* _What to do_:
Your task is to print the material below exactly as presented.

───── The data

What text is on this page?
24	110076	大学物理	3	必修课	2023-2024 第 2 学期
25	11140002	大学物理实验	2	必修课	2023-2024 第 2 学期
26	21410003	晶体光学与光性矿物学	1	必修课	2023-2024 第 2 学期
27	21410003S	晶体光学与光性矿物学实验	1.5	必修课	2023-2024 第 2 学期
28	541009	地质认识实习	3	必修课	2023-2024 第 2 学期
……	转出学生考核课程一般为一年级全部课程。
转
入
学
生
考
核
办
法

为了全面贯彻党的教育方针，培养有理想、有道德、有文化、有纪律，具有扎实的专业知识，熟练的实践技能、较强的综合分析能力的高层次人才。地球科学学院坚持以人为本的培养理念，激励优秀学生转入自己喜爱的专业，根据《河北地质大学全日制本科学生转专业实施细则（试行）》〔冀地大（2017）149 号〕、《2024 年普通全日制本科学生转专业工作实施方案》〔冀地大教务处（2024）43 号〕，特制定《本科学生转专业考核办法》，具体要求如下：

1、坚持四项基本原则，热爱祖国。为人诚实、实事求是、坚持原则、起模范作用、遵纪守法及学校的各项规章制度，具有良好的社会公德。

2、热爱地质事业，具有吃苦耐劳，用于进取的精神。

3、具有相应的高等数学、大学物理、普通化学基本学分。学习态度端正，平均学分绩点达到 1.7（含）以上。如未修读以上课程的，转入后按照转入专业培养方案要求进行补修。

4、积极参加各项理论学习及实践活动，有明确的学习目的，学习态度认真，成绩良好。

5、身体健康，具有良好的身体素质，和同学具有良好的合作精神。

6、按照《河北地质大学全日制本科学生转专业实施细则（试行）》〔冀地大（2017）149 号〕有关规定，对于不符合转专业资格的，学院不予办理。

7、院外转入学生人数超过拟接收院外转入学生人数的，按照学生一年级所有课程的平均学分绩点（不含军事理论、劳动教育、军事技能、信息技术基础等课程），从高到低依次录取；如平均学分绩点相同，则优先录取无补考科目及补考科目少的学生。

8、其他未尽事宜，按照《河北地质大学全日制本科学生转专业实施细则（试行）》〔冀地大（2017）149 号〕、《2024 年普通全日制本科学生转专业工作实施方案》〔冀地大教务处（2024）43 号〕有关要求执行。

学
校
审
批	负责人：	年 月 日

──────────

* _Answer in full_:
What text is on this page?
24	110076	大学物理	3	必修课	2023-2024 第 2 学期
25	11140002	大学物理实验	2	必修课	2023-2024 第 2 学期
26	21410003	晶体光学与光性矿物学	1	必修课	2023-2024 第 2 学期
27	21410003S	晶体光学与光性矿物学实验	1.5	必修课	2023-2024 第 2 学期
28	541009	地质认识实习	3	必修课	2023-2024 第 2 学期
……	转出学生考核课程一般为一年级全部课程。
转
入
学
生
考
核
办
法

为了全面贯彻党的教育方针，培养有理想、有道德、有文化、有纪律，具有扎实的专业知识，熟练的实践技能、较强的综合分析能力的高层次人才。地球科学学院坚持以人为本的培养理念，激励优秀学生转入自己喜爱的专业，根据《河北地质大学全日制本科学生转专业实施细则（试行）》〔冀地大（2017）149 号〕、《2024 年普通全日制本科学生转专业工作实施方案》〔冀地大教务处（2024）43 号〕，特制定《本科学生转专业考核办法》，具体要求如下：

1、坚持四项基本原则，热爱祖国。为人诚实、实事求是、坚持原则、起模范作用、遵纪守法及学校的各项规章制度，具有良好的社会公德。

2、热爱地质事业，具有吃苦耐劳，用于进取的精神。

3、具有相应的高等数学、大学物理、普通化学基本学分。学习态度端正，平均学分绩点达到 1.7（含）以上。如未修读以上课程的，转入后按照转入专业培养方案要求进行补修。

4、积极参加各项理论学习及实践活动，有明确的学习目的，学习态度认真，成绩良好。

5、身体健康，具有良好的身体素质，和同学具有良好的合作精神。

6、按照《河北地质大学全日制本科学生转专业实施细则（试行）》〔冀地大（2017）149 号〕有关规定，对于不符合转专业资格的，学院不予办理。

7、院外转入学生人数超过拟接收院外转入学生人数的，按照学生一年级所有课程的平均学分绩点（不含军事理论、劳动教育、军事技能、信息技术基础等课程），从高到低依次录取；如平均学分绩点相同，则优先录取无补考科目及补考科目少的学生。

8、其他未尽事宜，按照《河北地质大学全日制本科学生转专业实施细则（试行）》〔冀地大（2017）149 号〕、《2024 年普通全日制本科学生转专业工作实施方案》〔冀地大教务处（2024）43 号〕有关要求执行。

学
校
审
批	负责人：	年 月 日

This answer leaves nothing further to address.